> [Data records]
• • • •

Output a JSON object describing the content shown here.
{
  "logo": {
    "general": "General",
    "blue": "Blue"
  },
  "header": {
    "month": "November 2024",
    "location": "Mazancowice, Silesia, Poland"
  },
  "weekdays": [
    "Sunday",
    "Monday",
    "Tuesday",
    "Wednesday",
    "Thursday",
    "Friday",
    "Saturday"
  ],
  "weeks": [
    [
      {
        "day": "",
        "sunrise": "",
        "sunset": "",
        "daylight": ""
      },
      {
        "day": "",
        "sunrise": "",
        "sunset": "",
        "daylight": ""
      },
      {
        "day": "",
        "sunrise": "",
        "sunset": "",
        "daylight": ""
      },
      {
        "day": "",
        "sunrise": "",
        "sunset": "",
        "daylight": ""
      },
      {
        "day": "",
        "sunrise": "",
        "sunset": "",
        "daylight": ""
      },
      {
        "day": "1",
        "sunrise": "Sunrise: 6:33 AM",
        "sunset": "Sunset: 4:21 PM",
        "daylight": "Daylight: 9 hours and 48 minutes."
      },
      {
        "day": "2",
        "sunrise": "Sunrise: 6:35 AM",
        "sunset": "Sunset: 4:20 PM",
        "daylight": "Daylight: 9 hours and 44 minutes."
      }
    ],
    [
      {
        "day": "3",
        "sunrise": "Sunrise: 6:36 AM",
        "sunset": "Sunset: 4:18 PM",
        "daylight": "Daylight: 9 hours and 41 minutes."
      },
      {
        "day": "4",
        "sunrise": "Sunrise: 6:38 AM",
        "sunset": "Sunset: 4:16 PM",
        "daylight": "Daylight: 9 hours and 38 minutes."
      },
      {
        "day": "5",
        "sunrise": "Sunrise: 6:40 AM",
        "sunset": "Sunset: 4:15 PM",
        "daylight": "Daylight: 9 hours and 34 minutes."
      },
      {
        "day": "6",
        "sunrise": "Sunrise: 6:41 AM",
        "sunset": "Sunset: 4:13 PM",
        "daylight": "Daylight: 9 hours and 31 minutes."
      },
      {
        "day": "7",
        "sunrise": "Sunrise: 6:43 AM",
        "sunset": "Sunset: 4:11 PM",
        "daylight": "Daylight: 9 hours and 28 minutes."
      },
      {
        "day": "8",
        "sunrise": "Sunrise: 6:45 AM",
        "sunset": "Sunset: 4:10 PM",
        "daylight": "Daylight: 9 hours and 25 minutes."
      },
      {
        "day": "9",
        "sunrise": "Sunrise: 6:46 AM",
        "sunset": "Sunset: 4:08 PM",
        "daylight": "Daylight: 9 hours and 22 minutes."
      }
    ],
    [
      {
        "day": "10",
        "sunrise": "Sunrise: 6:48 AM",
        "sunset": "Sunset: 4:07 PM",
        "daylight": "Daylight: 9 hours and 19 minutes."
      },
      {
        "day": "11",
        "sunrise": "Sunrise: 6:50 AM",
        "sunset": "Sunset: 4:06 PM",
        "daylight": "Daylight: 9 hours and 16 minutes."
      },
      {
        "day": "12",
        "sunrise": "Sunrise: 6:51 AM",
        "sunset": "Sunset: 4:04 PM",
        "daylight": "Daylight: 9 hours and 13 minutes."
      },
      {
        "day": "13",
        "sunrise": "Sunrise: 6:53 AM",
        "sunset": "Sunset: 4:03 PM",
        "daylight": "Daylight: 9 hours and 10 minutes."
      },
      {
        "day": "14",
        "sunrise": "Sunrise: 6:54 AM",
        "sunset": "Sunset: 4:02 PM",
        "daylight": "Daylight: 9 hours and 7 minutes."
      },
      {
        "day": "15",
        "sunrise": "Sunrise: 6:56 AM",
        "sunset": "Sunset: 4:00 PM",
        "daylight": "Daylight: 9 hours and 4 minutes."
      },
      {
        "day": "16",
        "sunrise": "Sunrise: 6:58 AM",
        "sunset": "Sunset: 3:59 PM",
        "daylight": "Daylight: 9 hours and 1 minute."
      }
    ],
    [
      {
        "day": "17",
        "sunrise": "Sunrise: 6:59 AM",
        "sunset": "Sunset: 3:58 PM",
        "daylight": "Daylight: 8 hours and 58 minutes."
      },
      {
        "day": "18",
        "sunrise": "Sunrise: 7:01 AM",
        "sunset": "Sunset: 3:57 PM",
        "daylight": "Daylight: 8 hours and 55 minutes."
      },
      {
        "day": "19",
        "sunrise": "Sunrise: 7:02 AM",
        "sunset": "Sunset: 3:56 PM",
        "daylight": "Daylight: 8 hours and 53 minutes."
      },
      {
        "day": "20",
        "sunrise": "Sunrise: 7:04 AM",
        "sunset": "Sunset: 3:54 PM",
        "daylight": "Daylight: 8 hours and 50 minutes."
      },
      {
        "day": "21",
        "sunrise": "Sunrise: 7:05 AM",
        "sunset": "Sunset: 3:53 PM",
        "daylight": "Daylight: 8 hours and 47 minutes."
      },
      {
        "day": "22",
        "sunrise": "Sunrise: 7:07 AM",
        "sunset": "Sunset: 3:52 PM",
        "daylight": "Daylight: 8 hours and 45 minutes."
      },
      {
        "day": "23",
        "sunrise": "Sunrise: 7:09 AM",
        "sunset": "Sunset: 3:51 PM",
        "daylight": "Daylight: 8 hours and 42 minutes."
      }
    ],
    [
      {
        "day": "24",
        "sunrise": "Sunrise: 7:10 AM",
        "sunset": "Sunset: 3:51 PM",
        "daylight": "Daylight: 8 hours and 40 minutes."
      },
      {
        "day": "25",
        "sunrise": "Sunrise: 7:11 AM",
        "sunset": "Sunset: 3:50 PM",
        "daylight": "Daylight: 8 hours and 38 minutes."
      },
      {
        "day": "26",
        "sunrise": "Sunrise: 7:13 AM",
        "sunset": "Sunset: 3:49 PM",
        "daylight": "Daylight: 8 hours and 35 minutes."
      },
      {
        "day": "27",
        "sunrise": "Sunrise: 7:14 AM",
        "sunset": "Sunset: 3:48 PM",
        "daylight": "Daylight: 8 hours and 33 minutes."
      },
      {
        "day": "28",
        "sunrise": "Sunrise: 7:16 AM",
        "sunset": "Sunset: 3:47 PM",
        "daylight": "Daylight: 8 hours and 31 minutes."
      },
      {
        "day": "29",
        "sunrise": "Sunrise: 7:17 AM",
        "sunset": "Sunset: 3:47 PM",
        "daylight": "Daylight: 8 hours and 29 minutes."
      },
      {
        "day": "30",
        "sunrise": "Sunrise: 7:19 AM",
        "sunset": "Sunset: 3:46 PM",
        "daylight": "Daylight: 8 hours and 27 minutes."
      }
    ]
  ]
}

• • • •

> [What needs to be done] Hand back the material above in full, exactly as written.

> [Answer to this task]
Output a JSON object describing the content shown here.
{
  "logo": {
    "general": "General",
    "blue": "Blue"
  },
  "header": {
    "month": "November 2024",
    "location": "Mazancowice, Silesia, Poland"
  },
  "weekdays": [
    "Sunday",
    "Monday",
    "Tuesday",
    "Wednesday",
    "Thursday",
    "Friday",
    "Saturday"
  ],
  "weeks": [
    [
      {
        "day": "",
        "sunrise": "",
        "sunset": "",
        "daylight": ""
      },
      {
        "day": "",
        "sunrise": "",
        "sunset": "",
        "daylight": ""
      },
      {
        "day": "",
        "sunrise": "",
        "sunset": "",
        "daylight": ""
      },
      {
        "day": "",
        "sunrise": "",
        "sunset": "",
        "daylight": ""
      },
      {
        "day": "",
        "sunrise": "",
        "sunset": "",
        "daylight": ""
      },
      {
        "day": "1",
        "sunrise": "Sunrise: 6:33 AM",
        "sunset": "Sunset: 4:21 PM",
        "daylight": "Daylight: 9 hours and 48 minutes."
      },
      {
        "day": "2",
        "sunrise": "Sunrise: 6:35 AM",
        "sunset": "Sunset: 4:20 PM",
        "daylight": "Daylight: 9 hours and 44 minutes."
      }
    ],
    [
      {
        "day": "3",
        "sunrise": "Sunrise: 6:36 AM",
        "sunset": "Sunset: 4:18 PM",
        "daylight": "Daylight: 9 hours and 41 minutes."
      },
      {
        "day": "4",
        "sunrise": "Sunrise: 6:38 AM",
        "sunset": "Sunset: 4:16 PM",
        "daylight": "Daylight: 9 hours and 38 minutes."
      },
      {
        "day": "5",
        "sunrise": "Sunrise: 6:40 AM",
        "sunset": "Sunset: 4:15 PM",
        "daylight": "Daylight: 9 hours and 34 minutes."
      },
      {
        "day": "6",
        "sunrise": "Sunrise: 6:41 AM",
        "sunset": "Sunset: 4:13 PM",
        "daylight": "Daylight: 9 hours and 31 minutes."
      },
      {
        "day": "7",
        "sunrise": "Sunrise: 6:43 AM",
        "sunset": "Sunset: 4:11 PM",
        "daylight": "Daylight: 9 hours and 28 minutes."
      },
      {
        "day": "8",
        "sunrise": "Sunrise: 6:45 AM",
        "sunset": "Sunset: 4:10 PM",
        "daylight": "Daylight: 9 hours and 25 minutes."
      },
      {
        "day": "9",
        "sunrise": "Sunrise: 6:46 AM",
        "sunset": "Sunset: 4:08 PM",
        "daylight": "Daylight: 9 hours and 22 minutes."
      }
    ],
    [
      {
        "day": "10",
        "sunrise": "Sunrise: 6:48 AM",
        "sunset": "Sunset: 4:07 PM",
        "daylight": "Daylight: 9 hours and 19 minutes."
      },
      {
        "day": "11",
        "sunrise": "Sunrise: 6:50 AM",
        "sunset": "Sunset: 4:06 PM",
        "daylight": "Daylight: 9 hours and 16 minutes."
      },
      {
        "day": "12",
        "sunrise": "Sunrise: 6:51 AM",
        "sunset": "Sunset: 4:04 PM",
        "daylight": "Daylight: 9 hours and 13 minutes."
      },
      {
        "day": "13",
        "sunrise": "Sunrise: 6:53 AM",
        "sunset": "Sunset: 4:03 PM",
        "daylight": "Daylight: 9 hours and 10 minutes."
      },
      {
        "day": "14",
        "sunrise": "Sunrise: 6:54 AM",
        "sunset": "Sunset: 4:02 PM",
        "daylight": "Daylight: 9 hours and 7 minutes."
      },
      {
        "day": "15",
        "sunrise": "Sunrise: 6:56 AM",
        "sunset": "Sunset: 4:00 PM",
        "daylight": "Daylight: 9 hours and 4 minutes."
      },
      {
        "day": "16",
        "sunrise": "Sunrise: 6:58 AM",
        "sunset": "Sunset: 3:59 PM",
        "daylight": "Daylight: 9 hours and 1 minute."
      }
    ],
    [
      {
        "day": "17",
        "sunrise": "Sunrise: 6:59 AM",
        "sunset": "Sunset: 3:58 PM",
        "daylight": "Daylight: 8 hours and 58 minutes."
      },
      {
        "day": "18",
        "sunrise": "Sunrise: 7:01 AM",
        "sunset": "Sunset: 3:57 PM",
        "daylight": "Daylight: 8 hours and 55 minutes."
      },
      {
        "day": "19",
        "sunrise": "Sunrise: 7:02 AM",
        "sunset": "Sunset: 3:56 PM",
        "daylight": "Daylight: 8 hours and 53 minutes."
      },
      {
        "day": "20",
        "sunrise": "Sunrise: 7:04 AM",
        "sunset": "Sunset: 3:54 PM",
        "daylight": "Daylight: 8 hours and 50 minutes."
      },
      {
        "day": "21",
        "sunrise": "Sunrise: 7:05 AM",
        "sunset": "Sunset: 3:53 PM",
        "daylight": "Daylight: 8 hours and 47 minutes."
      },
      {
        "day": "22",
        "sunrise": "Sunrise: 7:07 AM",
        "sunset": "Sunset: 3:52 PM",
        "daylight": "Daylight: 8 hours and 45 minutes."
      },
      {
        "day": "23",
        "sunrise": "Sunrise: 7:09 AM",
        "sunset": "Sunset: 3:51 PM",
        "daylight": "Daylight: 8 hours and 42 minutes."
      }
    ],
    [
      {
        "day": "24",
        "sunrise": "Sunrise: 7:10 AM",
        "sunset": "Sunset: 3:51 PM",
        "daylight": "Daylight: 8 hours and 40 minutes."
      },
      {
        "day": "25",
        "sunrise": "Sunrise: 7:11 AM",
        "sunset": "Sunset: 3:50 PM",
        "daylight": "Daylight: 8 hours and 38 minutes."
      },
      {
        "day": "26",
        "sunrise": "Sunrise: 7:13 AM",
        "sunset": "Sunset: 3:49 PM",
        "daylight": "Daylight: 8 hours and 35 minutes."
      },
      {
        "day": "27",
        "sunrise": "Sunrise: 7:14 AM",
        "sunset": "Sunset: 3:48 PM",
        "daylight": "Daylight: 8 hours and 33 minutes."
      },
      {
        "day": "28",
        "sunrise": "Sunrise: 7:16 AM",
        "sunset": "Sunset: 3:47 PM",
        "daylight": "Daylight: 8 hours and 31 minutes."
      },
      {
        "day": "29",
        "sunrise": "Sunrise: 7:17 AM",
        "sunset": "Sunset: 3:47 PM",
        "daylight": "Daylight: 8 hours and 29 minutes."
      },
      {
        "day": "30",
        "sunrise": "Sunrise: 7:19 AM",
        "sunset": "Sunset: 3:46 PM",
        "daylight": "Daylight: 8 hours and 27 minutes."
      }
    ]
  ]
}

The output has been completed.